= What to do =
Repeat the full listing, word for word.

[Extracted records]

---

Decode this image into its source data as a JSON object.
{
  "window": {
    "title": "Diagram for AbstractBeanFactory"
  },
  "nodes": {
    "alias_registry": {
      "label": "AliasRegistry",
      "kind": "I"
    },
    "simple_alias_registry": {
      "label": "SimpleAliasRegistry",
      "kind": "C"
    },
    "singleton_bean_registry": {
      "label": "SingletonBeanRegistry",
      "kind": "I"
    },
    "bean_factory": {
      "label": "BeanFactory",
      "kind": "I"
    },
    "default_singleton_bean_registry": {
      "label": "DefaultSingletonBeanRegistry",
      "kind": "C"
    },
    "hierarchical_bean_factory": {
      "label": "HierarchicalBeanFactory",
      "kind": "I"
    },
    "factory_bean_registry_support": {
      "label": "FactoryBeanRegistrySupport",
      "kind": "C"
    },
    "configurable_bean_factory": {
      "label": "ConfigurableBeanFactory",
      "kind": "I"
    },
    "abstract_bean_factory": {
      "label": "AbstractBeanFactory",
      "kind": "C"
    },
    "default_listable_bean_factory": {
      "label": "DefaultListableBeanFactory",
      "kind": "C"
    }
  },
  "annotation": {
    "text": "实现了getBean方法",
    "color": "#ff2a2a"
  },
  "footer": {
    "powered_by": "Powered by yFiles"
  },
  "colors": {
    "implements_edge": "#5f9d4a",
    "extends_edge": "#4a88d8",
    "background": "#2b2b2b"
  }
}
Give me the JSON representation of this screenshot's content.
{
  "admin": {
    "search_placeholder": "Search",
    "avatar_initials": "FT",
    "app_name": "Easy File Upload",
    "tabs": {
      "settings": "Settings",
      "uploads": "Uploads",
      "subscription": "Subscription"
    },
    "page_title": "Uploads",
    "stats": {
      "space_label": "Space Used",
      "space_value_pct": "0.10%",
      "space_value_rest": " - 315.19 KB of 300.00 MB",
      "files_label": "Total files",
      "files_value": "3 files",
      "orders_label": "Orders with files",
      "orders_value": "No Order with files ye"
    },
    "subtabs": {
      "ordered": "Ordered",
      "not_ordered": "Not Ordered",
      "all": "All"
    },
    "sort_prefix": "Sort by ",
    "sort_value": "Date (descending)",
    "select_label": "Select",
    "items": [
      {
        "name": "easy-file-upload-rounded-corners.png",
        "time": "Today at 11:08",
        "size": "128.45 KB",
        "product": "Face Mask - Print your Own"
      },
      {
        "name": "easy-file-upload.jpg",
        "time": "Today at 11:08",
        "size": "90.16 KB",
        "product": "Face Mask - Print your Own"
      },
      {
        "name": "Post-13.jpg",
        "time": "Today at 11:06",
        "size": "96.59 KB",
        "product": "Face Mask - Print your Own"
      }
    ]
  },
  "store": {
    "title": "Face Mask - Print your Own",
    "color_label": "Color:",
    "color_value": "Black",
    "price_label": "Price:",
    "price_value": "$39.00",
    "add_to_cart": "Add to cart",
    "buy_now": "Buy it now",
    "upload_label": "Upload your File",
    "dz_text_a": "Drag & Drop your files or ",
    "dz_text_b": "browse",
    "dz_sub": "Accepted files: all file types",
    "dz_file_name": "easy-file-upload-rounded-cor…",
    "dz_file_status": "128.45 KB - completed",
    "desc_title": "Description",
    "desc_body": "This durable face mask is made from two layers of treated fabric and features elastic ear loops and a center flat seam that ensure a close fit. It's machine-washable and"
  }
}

---

= Solution to this exercise =
Decode this image into its source data as a JSON object.
{
  "window": {
    "title": "Diagram for AbstractBeanFactory"
  },
  "nodes": {
    "alias_registry": {
      "label": "AliasRegistry",
      "kind": "I"
    },
    "simple_alias_registry": {
      "label": "SimpleAliasRegistry",
      "kind": "C"
    },
    "singleton_bean_registry": {
      "label": "SingletonBeanRegistry",
      "kind": "I"
    },
    "bean_factory": {
      "label": "BeanFactory",
      "kind": "I"
    },
    "default_singleton_bean_registry": {
      "label": "DefaultSingletonBeanRegistry",
      "kind": "C"
    },
    "hierarchical_bean_factory": {
      "label": "HierarchicalBeanFactory",
      "kind": "I"
    },
    "factory_bean_registry_support": {
      "label": "FactoryBeanRegistrySupport",
      "kind": "C"
    },
    "configurable_bean_factory": {
      "label": "ConfigurableBeanFactory",
      "kind": "I"
    },
    "abstract_bean_factory": {
      "label": "AbstractBeanFactory",
      "kind": "C"
    },
    "default_listable_bean_factory": {
      "label": "DefaultListableBeanFactory",
      "kind": "C"
    }
  },
  "annotation": {
    "text": "实现了getBean方法",
    "color": "#ff2a2a"
  },
  "footer": {
    "powered_by": "Powered by yFiles"
  },
  "colors": {
    "implements_edge": "#5f9d4a",
    "extends_edge": "#4a88d8",
    "background": "#2b2b2b"
  }
}
Give me the JSON representation of this screenshot's content.
{
  "admin": {
    "search_placeholder": "Search",
    "avatar_initials": "FT",
    "app_name": "Easy File Upload",
    "tabs": {
      "settings": "Settings",
      "uploads": "Uploads",
      "subscription": "Subscription"
    },
    "page_title": "Uploads",
    "stats": {
      "space_label": "Space Used",
      "space_value_pct": "0.10%",
      "space_value_rest": " - 315.19 KB of 300.00 MB",
      "files_label": "Total files",
      "files_value": "3 files",
      "orders_label": "Orders with files",
      "orders_value": "No Order with files ye"
    },
    "subtabs": {
      "ordered": "Ordered",
      "not_ordered": "Not Ordered",
      "all": "All"
    },
    "sort_prefix": "Sort by ",
    "sort_value": "Date (descending)",
    "select_label": "Select",
    "items": [
      {
        "name": "easy-file-upload-rounded-corners.png",
        "time": "Today at 11:08",
        "size": "128.45 KB",
        "product": "Face Mask - Print your Own"
      },
      {
        "name": "easy-file-upload.jpg",
        "time": "Today at 11:08",
        "size": "90.16 KB",
        "product": "Face Mask - Print your Own"
      },
      {
        "name": "Post-13.jpg",
        "time": "Today at 11:06",
        "size": "96.59 KB",
        "product": "Face Mask - Print your Own"
      }
    ]
  },
  "store": {
    "title": "Face Mask - Print your Own",
    "color_label": "Color:",
    "color_value": "Black",
    "price_label": "Price:",
    "price_value": "$39.00",
    "add_to_cart": "Add to cart",
    "buy_now": "Buy it now",
    "upload_label": "Upload your File",
    "dz_text_a": "Drag & Drop your files or ",
    "dz_text_b": "browse",
    "dz_sub": "Accepted files: all file types",
    "dz_file_name": "easy-file-upload-rounded-cor…",
    "dz_file_status": "128.45 KB - completed",
    "desc_title": "Description",
    "desc_body": "This durable face mask is made from two layers of treated fabric and features elastic ear loops and a center flat seam that ensure a close fit. It's machine-washable and"
  }
}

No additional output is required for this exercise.